* Given request:
Update the listing starting at its first line and ending at the line that contains "- body-paragraph: engagement", replacing "body-paragraph" with "text-paragraph" and leaving everything else unchanged.

# Exercise material start

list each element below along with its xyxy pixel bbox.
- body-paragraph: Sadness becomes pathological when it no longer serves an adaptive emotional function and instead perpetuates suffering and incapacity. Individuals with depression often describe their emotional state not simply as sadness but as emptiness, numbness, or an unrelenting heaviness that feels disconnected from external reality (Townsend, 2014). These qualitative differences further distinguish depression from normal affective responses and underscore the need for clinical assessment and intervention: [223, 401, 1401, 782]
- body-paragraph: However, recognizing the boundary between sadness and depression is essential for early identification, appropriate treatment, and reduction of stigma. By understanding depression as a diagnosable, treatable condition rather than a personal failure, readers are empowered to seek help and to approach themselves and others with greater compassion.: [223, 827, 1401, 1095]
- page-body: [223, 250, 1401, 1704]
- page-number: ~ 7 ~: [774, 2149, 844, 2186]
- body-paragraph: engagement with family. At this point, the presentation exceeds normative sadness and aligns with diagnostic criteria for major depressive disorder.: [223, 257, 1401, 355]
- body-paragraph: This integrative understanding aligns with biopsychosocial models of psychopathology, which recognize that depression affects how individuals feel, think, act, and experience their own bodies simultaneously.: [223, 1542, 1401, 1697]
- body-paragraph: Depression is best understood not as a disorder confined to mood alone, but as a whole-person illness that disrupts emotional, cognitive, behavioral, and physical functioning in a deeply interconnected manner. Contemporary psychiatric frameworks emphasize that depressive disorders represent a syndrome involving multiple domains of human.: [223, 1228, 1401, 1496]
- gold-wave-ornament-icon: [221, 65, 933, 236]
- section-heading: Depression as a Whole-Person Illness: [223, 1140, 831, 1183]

# Exercise material end

* Exercise response:
list each element below along with its xyxy pixel bbox.
- text-paragraph: Sadness becomes pathological when it no longer serves an adaptive emotional function and instead perpetuates suffering and incapacity. Individuals with depression often describe their emotional state not simply as sadness but as emptiness, numbness, or an unrelenting heaviness that feels disconnected from external reality (Townsend, 2014). These qualitative differences further distinguish depression from normal affective responses and underscore the need for clinical assessment and intervention: [223, 401, 1401, 782]
- text-paragraph: However, recognizing the boundary between sadness and depression is essential for early identification, appropriate treatment, and reduction of stigma. By understanding depression as a diagnosable, treatable condition rather than a personal failure, readers are empowered to seek help and to approach themselves and others with greater compassion.: [223, 827, 1401, 1095]
- page-body: [223, 250, 1401, 1704]
- page-number: ~ 7 ~: [774, 2149, 844, 2186]
- text-paragraph: engagement with family. At this point, the presentation exceeds normative sadness and aligns with diagnostic criteria for major depressive disorder.: [223, 257, 1401, 355]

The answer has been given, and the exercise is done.